To do:
Find each line with the word "title" and say how many there are, nothing else.

-- start of Stored data --

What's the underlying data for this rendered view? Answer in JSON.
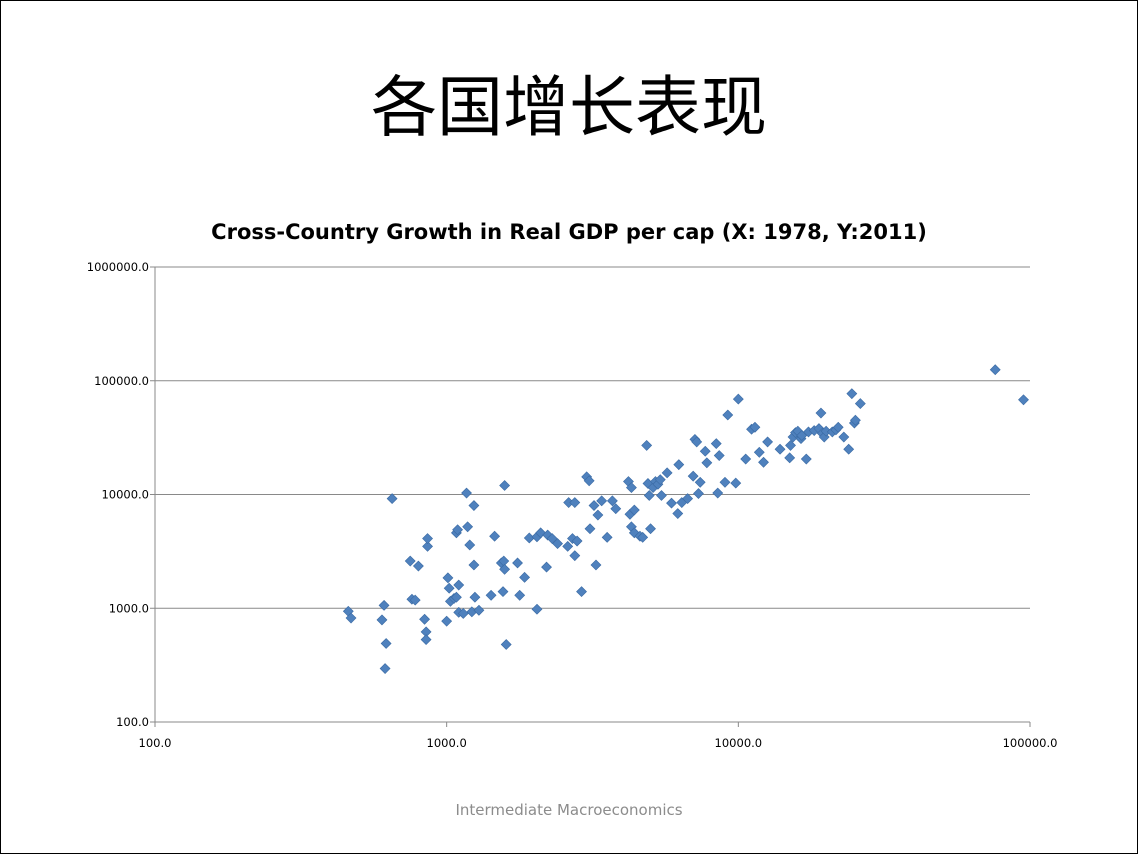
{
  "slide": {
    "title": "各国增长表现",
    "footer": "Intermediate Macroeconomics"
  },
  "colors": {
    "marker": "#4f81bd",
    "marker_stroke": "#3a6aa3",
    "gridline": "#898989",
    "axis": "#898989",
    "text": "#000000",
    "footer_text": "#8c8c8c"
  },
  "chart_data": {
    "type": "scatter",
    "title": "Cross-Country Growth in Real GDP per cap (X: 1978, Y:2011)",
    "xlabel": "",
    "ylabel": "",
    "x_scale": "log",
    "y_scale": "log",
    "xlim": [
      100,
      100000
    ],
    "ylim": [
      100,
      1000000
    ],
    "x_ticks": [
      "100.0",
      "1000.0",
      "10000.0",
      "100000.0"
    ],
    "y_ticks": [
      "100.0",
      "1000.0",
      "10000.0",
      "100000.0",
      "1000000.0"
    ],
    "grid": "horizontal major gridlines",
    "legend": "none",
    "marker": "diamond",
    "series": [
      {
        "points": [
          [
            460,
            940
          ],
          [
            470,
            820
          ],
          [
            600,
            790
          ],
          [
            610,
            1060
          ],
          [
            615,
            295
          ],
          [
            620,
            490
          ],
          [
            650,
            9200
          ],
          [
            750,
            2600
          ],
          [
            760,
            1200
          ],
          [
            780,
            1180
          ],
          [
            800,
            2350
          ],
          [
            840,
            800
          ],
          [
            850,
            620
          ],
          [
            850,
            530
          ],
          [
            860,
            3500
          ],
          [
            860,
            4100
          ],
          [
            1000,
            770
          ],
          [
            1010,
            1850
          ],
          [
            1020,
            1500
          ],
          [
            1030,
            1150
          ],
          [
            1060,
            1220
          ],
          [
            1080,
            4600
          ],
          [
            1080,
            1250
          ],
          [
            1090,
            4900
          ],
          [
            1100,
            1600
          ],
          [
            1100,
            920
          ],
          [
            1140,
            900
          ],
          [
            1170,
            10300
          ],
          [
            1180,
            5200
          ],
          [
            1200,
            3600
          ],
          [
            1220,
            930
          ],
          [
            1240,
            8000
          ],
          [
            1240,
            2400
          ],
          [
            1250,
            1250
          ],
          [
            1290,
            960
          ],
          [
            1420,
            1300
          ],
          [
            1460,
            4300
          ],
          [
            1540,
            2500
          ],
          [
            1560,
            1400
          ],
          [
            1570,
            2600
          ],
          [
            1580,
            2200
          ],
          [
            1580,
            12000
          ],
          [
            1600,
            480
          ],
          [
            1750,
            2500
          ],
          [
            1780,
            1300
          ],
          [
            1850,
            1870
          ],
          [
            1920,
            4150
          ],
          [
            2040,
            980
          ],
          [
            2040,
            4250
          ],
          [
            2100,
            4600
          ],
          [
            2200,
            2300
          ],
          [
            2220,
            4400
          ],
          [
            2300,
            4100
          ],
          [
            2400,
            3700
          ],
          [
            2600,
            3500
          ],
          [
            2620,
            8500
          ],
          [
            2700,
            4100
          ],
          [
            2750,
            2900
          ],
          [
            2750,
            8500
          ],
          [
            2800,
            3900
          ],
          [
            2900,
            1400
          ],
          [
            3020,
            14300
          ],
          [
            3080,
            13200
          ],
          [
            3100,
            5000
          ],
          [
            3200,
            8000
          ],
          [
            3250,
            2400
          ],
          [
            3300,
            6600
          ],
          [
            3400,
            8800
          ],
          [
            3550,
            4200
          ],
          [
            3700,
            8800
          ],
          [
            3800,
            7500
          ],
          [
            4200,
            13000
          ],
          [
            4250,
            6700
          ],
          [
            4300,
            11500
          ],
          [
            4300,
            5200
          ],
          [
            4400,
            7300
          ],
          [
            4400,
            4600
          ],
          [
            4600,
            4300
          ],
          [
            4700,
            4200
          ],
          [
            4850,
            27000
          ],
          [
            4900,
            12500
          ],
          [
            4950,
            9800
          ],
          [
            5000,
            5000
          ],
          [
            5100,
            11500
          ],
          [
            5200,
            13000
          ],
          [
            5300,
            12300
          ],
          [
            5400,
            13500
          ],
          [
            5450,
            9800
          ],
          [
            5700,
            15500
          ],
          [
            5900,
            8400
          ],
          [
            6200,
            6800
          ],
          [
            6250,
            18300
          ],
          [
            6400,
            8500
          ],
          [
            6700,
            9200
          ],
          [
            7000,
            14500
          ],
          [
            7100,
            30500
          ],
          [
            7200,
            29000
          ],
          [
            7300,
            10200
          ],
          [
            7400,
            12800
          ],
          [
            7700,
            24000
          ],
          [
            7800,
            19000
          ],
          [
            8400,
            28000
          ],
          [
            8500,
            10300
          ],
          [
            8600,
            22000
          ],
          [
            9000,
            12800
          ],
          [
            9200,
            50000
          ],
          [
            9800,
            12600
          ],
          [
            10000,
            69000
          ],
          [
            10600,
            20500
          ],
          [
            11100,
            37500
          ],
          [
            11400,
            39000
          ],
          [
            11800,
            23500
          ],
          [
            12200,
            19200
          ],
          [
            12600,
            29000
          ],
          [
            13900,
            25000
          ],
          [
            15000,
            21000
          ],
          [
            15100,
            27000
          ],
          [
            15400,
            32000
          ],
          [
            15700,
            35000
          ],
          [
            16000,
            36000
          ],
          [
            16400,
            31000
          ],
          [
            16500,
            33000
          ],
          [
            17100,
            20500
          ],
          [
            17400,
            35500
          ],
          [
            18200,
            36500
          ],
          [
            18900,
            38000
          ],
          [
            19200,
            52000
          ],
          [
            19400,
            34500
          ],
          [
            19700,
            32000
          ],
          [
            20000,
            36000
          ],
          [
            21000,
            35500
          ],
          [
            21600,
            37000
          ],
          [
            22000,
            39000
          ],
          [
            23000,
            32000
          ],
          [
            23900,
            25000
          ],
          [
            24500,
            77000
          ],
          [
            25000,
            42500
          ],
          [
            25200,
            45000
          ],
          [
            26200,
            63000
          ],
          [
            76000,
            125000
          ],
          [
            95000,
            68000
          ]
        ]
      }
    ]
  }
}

-- end of Stored data --

Written solution:
2